Labeled box items
--- --- ---
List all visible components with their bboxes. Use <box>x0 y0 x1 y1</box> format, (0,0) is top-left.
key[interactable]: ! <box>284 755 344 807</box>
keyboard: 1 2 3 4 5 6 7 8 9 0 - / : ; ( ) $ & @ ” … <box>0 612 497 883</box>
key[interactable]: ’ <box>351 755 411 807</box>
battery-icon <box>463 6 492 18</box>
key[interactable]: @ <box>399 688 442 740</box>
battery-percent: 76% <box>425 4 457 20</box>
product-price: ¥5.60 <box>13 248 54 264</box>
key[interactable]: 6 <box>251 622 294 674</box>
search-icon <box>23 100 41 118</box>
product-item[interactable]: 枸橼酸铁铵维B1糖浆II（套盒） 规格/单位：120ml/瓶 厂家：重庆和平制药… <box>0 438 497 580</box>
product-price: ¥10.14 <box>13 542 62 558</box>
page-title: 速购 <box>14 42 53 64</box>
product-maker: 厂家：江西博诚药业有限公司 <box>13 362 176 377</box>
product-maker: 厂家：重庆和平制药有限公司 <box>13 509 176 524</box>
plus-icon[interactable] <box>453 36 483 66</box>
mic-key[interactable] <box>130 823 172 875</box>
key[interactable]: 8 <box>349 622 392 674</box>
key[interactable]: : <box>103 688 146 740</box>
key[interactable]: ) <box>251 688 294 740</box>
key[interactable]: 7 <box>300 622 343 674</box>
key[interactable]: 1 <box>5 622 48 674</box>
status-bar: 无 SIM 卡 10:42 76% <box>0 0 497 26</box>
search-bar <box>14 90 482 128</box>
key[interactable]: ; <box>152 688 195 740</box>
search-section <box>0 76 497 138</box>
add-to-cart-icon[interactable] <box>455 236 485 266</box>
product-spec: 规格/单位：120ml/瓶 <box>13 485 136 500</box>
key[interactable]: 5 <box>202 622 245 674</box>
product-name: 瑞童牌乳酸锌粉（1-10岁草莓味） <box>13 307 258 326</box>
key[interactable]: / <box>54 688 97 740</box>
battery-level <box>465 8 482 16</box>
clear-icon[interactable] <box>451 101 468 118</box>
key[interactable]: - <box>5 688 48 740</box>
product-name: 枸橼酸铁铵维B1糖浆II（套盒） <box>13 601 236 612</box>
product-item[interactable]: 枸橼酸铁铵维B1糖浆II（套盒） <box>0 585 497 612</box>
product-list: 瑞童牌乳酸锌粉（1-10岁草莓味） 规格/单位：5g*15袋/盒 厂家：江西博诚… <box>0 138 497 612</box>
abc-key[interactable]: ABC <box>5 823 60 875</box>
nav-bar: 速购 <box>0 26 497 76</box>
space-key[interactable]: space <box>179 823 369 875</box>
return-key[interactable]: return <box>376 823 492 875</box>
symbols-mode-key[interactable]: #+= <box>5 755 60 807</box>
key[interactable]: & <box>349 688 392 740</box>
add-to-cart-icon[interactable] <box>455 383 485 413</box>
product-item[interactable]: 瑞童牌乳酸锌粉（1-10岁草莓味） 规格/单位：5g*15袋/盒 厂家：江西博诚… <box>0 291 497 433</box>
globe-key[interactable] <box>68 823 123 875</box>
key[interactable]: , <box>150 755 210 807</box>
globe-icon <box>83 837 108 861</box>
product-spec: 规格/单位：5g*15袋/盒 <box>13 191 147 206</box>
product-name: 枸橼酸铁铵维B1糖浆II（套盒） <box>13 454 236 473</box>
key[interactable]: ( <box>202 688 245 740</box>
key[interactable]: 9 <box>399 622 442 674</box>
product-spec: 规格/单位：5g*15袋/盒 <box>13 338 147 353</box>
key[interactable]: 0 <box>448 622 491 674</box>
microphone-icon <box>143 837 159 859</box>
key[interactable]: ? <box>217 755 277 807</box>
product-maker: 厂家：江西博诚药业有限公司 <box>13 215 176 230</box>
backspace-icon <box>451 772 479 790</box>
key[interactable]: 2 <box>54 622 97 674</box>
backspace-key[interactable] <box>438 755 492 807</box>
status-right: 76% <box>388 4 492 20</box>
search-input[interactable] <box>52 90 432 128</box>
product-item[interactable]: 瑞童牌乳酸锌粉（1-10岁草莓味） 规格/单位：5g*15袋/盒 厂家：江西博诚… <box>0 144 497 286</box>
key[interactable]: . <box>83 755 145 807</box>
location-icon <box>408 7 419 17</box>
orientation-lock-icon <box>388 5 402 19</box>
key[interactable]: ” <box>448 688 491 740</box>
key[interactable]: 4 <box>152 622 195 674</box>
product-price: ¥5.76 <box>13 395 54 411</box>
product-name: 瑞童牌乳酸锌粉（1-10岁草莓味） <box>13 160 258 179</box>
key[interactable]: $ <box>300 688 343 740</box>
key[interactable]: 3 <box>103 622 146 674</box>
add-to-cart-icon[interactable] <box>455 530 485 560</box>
--- --- ---
_What you will do_:
Copy the items word for word, from the very first line through the line containing "key[interactable]: ) <box>251", including both of those lines.

_Answer for this exercise_:
List all visible components with their bboxes. Use <box>x0 y0 x1 y1</box> format, (0,0) is top-left.
key[interactable]: ! <box>284 755 344 807</box>
keyboard: 1 2 3 4 5 6 7 8 9 0 - / : ; ( ) $ & @ ” … <box>0 612 497 883</box>
key[interactable]: ’ <box>351 755 411 807</box>
battery-icon <box>463 6 492 18</box>
key[interactable]: @ <box>399 688 442 740</box>
battery-percent: 76% <box>425 4 457 20</box>
product-price: ¥5.60 <box>13 248 54 264</box>
key[interactable]: 6 <box>251 622 294 674</box>
search-icon <box>23 100 41 118</box>
product-item[interactable]: 枸橼酸铁铵维B1糖浆II（套盒） 规格/单位：120ml/瓶 厂家：重庆和平制药… <box>0 438 497 580</box>
product-price: ¥10.14 <box>13 542 62 558</box>
page-title: 速购 <box>14 42 53 64</box>
product-maker: 厂家：江西博诚药业有限公司 <box>13 362 176 377</box>
product-maker: 厂家：重庆和平制药有限公司 <box>13 509 176 524</box>
plus-icon[interactable] <box>453 36 483 66</box>
mic-key[interactable] <box>130 823 172 875</box>
key[interactable]: 8 <box>349 622 392 674</box>
key[interactable]: : <box>103 688 146 740</box>
key[interactable]: ) <box>251 688 294 740</box>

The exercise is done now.